**Objective:**
Quote every line below exactly and skip any picture.

[Begin Provided data]

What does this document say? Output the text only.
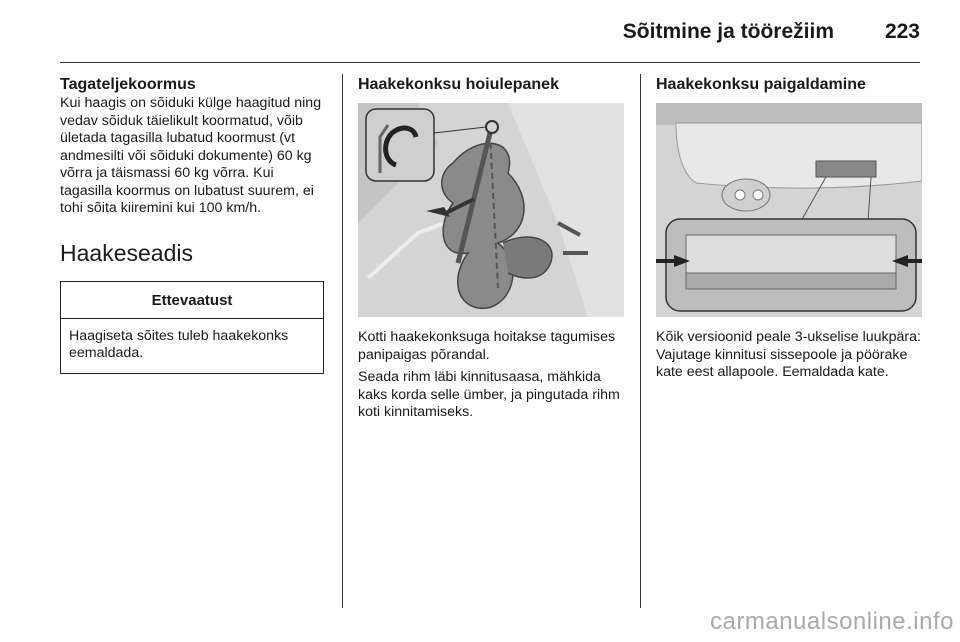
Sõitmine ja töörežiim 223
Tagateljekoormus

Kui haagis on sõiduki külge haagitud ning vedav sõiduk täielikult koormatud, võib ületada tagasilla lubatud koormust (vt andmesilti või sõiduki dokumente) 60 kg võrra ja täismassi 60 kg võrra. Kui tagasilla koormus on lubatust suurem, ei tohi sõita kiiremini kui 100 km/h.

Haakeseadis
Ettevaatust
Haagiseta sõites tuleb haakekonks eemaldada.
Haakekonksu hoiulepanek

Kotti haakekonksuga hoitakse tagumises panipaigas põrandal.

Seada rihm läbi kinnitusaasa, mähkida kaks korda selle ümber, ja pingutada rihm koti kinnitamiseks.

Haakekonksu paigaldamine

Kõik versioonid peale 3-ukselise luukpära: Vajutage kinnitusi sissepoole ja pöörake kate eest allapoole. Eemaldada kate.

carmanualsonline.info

[End Provided data]

**Task output:**
What does this document say? Output the text only.
Sõitmine ja töörežiim 223
Tagateljekoormus

Kui haagis on sõiduki külge haagitud ning vedav sõiduk täielikult koormatud, võib ületada tagasilla lubatud koormust (vt andmesilti või sõiduki dokumente) 60 kg võrra ja täismassi 60 kg võrra. Kui tagasilla koormus on lubatust suurem, ei tohi sõita kiiremini kui 100 km/h.

Haakeseadis
Ettevaatust
Haagiseta sõites tuleb haakekonks eemaldada.
Haakekonksu hoiulepanek

Kotti haakekonksuga hoitakse tagumises panipaigas põrandal.

Seada rihm läbi kinnitusaasa, mähkida kaks korda selle ümber, ja pingutada rihm koti kinnitamiseks.

Haakekonksu paigaldamine

Kõik versioonid peale 3-ukselise luukpära: Vajutage kinnitusi sissepoole ja pöörake kate eest allapoole. Eemaldada kate.

carmanualsonline.info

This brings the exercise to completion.